Chart and figure data
--------------------

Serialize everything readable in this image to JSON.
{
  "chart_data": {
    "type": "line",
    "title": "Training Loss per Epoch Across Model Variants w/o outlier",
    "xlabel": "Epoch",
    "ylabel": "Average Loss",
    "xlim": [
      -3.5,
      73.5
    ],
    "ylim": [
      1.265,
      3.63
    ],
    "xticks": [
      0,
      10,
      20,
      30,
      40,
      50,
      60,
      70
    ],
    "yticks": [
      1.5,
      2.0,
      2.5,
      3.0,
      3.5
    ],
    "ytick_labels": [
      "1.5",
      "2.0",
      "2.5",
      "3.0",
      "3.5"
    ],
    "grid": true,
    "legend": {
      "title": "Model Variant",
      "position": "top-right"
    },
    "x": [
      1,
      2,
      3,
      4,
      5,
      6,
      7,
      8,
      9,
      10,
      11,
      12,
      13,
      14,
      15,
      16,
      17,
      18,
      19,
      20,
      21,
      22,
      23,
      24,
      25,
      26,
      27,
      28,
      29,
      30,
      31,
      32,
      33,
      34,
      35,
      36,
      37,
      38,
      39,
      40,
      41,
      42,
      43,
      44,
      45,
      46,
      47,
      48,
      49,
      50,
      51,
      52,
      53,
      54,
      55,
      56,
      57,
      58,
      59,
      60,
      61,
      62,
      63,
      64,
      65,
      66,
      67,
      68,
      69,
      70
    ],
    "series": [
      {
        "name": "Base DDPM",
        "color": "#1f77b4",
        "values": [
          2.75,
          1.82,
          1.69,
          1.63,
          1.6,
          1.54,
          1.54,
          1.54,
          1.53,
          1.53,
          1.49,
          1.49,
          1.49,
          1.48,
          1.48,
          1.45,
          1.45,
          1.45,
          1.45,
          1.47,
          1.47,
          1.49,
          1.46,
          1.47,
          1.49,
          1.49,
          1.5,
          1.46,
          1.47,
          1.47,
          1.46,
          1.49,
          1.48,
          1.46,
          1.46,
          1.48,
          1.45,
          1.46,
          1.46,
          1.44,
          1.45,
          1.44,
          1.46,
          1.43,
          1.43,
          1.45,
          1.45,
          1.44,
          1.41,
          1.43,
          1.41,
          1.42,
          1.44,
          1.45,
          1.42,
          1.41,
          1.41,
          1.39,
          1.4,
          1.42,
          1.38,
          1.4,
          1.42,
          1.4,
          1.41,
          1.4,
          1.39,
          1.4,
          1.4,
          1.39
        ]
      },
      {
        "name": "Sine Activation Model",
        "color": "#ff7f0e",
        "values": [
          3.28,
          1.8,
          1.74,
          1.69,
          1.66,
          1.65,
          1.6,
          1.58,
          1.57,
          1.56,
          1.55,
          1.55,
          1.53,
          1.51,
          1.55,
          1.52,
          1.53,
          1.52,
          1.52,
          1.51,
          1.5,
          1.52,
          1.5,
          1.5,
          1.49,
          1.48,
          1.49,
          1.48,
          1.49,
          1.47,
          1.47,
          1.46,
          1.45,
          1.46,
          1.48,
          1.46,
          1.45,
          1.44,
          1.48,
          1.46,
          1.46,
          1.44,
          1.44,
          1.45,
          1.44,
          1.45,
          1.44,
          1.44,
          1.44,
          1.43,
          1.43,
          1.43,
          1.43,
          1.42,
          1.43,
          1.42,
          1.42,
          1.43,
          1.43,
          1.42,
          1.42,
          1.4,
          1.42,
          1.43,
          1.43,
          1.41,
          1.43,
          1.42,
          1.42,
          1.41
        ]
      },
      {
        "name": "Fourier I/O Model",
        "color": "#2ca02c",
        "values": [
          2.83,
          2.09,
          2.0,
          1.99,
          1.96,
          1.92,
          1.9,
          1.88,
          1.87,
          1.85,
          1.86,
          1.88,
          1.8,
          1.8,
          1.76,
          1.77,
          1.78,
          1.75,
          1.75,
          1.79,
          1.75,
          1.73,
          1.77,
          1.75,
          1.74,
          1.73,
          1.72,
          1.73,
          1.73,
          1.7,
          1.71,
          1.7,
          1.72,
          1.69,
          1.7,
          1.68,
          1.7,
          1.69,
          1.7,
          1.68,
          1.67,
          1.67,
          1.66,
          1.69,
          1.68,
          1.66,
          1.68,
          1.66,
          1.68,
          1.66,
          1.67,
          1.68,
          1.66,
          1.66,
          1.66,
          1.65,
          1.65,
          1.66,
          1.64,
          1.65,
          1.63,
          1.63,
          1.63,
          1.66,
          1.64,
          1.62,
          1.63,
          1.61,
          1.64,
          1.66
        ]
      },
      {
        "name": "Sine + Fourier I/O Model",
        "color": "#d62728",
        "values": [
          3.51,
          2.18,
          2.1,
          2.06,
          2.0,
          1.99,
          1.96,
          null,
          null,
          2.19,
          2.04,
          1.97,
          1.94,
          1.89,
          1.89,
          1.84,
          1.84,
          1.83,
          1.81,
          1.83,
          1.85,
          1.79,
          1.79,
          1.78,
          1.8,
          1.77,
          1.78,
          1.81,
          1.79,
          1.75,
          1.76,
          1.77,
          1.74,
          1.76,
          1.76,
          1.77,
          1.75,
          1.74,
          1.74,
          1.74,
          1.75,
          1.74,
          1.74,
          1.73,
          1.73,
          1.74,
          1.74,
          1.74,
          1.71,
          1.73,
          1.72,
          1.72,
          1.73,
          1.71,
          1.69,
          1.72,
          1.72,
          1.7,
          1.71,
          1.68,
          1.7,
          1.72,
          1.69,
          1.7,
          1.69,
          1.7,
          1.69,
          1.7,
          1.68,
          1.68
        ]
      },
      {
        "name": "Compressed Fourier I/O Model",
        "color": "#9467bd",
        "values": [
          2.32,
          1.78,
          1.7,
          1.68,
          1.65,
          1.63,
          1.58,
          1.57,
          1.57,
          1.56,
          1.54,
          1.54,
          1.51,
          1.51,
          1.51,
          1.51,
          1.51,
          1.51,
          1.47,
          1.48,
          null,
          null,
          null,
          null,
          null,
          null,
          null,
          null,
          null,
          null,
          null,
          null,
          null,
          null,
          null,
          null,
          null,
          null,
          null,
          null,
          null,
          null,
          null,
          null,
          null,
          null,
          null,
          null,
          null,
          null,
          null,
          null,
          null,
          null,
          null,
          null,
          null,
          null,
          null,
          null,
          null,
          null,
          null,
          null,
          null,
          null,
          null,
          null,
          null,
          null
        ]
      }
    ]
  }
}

--------------------

DIRECTION
Each entry is to be returned in full, character for character.

RESPONSE TO THE TASK
Serialize everything readable in this image to JSON.
{
  "chart_data": {
    "type": "line",
    "title": "Training Loss per Epoch Across Model Variants w/o outlier",
    "xlabel": "Epoch",
    "ylabel": "Average Loss",
    "xlim": [
      -3.5,
      73.5
    ],
    "ylim": [
      1.265,
      3.63
    ],
    "xticks": [
      0,
      10,
      20,
      30,
      40,
      50,
      60,
      70
    ],
    "yticks": [
      1.5,
      2.0,
      2.5,
      3.0,
      3.5
    ],
    "ytick_labels": [
      "1.5",
      "2.0",
      "2.5",
      "3.0",
      "3.5"
    ],
    "grid": true,
    "legend": {
      "title": "Model Variant",
      "position": "top-right"
    },
    "x": [
      1,
      2,
      3,
      4,
      5,
      6,
      7,
      8,
      9,
      10,
      11,
      12,
      13,
      14,
      15,
      16,
      17,
      18,
      19,
      20,
      21,
      22,
      23,
      24,
      25,
      26,
      27,
      28,
      29,
      30,
      31,
      32,
      33,
      34,
      35,
      36,
      37,
      38,
      39,
      40,
      41,
      42,
      43,
      44,
      45,
      46,
      47,
      48,
      49,
      50,
      51,
      52,
      53,
      54,
      55,
      56,
      57,
      58,
      59,
      60,
      61,
      62,
      63,
      64,
      65,
      66,
      67,
      68,
      69,
      70
    ],
    "series": [
      {
        "name": "Base DDPM",
        "color": "#1f77b4",
        "values": [
          2.75,
          1.82,
          1.69,
          1.63,
          1.6,
          1.54,
          1.54,
          1.54,
          1.53,
          1.53,
          1.49,
          1.49,
          1.49,
          1.48,
          1.48,
          1.45,
          1.45,
          1.45,
          1.45,
          1.47,
          1.47,
          1.49,
          1.46,
          1.47,
          1.49,
          1.49,
          1.5,
          1.46,
          1.47,
          1.47,
          1.46,
          1.49,
          1.48,
          1.46,
          1.46,
          1.48,
          1.45,
          1.46,
          1.46,
          1.44,
          1.45,
          1.44,
          1.46,
          1.43,
          1.43,
          1.45,
          1.45,
          1.44,
          1.41,
          1.43,
          1.41,
          1.42,
          1.44,
          1.45,
          1.42,
          1.41,
          1.41,
          1.39,
          1.4,
          1.42,
          1.38,
          1.4,
          1.42,
          1.4,
          1.41,
          1.4,
          1.39,
          1.4,
          1.4,
          1.39
        ]
      },
      {
        "name": "Sine Activation Model",
        "color": "#ff7f0e",
        "values": [
          3.28,
          1.8,
          1.74,
          1.69,
          1.66,
          1.65,
          1.6,
          1.58,
          1.57,
          1.56,
          1.55,
          1.55,
          1.53,
          1.51,
          1.55,
          1.52,
          1.53,
          1.52,
          1.52,
          1.51,
          1.5,
          1.52,
          1.5,
          1.5,
          1.49,
          1.48,
          1.49,
          1.48,
          1.49,
          1.47,
          1.47,
          1.46,
          1.45,
          1.46,
          1.48,
          1.46,
          1.45,
          1.44,
          1.48,
          1.46,
          1.46,
          1.44,
          1.44,
          1.45,
          1.44,
          1.45,
          1.44,
          1.44,
          1.44,
          1.43,
          1.43,
          1.43,
          1.43,
          1.42,
          1.43,
          1.42,
          1.42,
          1.43,
          1.43,
          1.42,
          1.42,
          1.4,
          1.42,
          1.43,
          1.43,
          1.41,
          1.43,
          1.42,
          1.42,
          1.41
        ]
      },
      {
        "name": "Fourier I/O Model",
        "color": "#2ca02c",
        "values": [
          2.83,
          2.09,
          2.0,
          1.99,
          1.96,
          1.92,
          1.9,
          1.88,
          1.87,
          1.85,
          1.86,
          1.88,
          1.8,
          1.8,
          1.76,
          1.77,
          1.78,
          1.75,
          1.75,
          1.79,
          1.75,
          1.73,
          1.77,
          1.75,
          1.74,
          1.73,
          1.72,
          1.73,
          1.73,
          1.7,
          1.71,
          1.7,
          1.72,
          1.69,
          1.7,
          1.68,
          1.7,
          1.69,
          1.7,
          1.68,
          1.67,
          1.67,
          1.66,
          1.69,
          1.68,
          1.66,
          1.68,
          1.66,
          1.68,
          1.66,
          1.67,
          1.68,
          1.66,
          1.66,
          1.66,
          1.65,
          1.65,
          1.66,
          1.64,
          1.65,
          1.63,
          1.63,
          1.63,
          1.66,
          1.64,
          1.62,
          1.63,
          1.61,
          1.64,
          1.66
        ]
      },
      {
        "name": "Sine + Fourier I/O Model",
        "color": "#d62728",
        "values": [
          3.51,
          2.18,
          2.1,
          2.06,
          2.0,
          1.99,
          1.96,
          null,
          null,
          2.19,
          2.04,
          1.97,
          1.94,
          1.89,
          1.89,
          1.84,
          1.84,
          1.83,
          1.81,
          1.83,
          1.85,
          1.79,
          1.79,
          1.78,
          1.8,
          1.77,
          1.78,
          1.81,
          1.79,
          1.75,
          1.76,
          1.77,
          1.74,
          1.76,
          1.76,
          1.77,
          1.75,
          1.74,
          1.74,
          1.74,
          1.75,
          1.74,
          1.74,
          1.73,
          1.73,
          1.74,
          1.74,
          1.74,
          1.71,
          1.73,
          1.72,
          1.72,
          1.73,
          1.71,
          1.69,
          1.72,
          1.72,
          1.7,
          1.71,
          1.68,
          1.7,
          1.72,
          1.69,
          1.7,
          1.69,
          1.7,
          1.69,
          1.7,
          1.68,
          1.68
        ]
      },
      {
        "name": "Compressed Fourier I/O Model",
        "color": "#9467bd",
        "values": [
          2.32,
          1.78,
          1.7,
          1.68,
          1.65,
          1.63,
          1.58,
          1.57,
          1.57,
          1.56,
          1.54,
          1.54,
          1.51,
          1.51,
          1.51,
          1.51,
          1.51,
          1.51,
          1.47,
          1.48,
          null,
          null,
          null,
          null,
          null,
          null,
          null,
          null,
          null,
          null,
          null,
          null,
          null,
          null,
          null,
          null,
          null,
          null,
          null,
          null,
          null,
          null,
          null,
          null,
          null,
          null,
          null,
          null,
          null,
          null,
          null,
          null,
          null,
          null,
          null,
          null,
          null,
          null,
          null,
          null,
          null,
          null,
          null,
          null,
          null,
          null,
          null,
          null,
          null,
          null
        ]
      }
    ]
  }
}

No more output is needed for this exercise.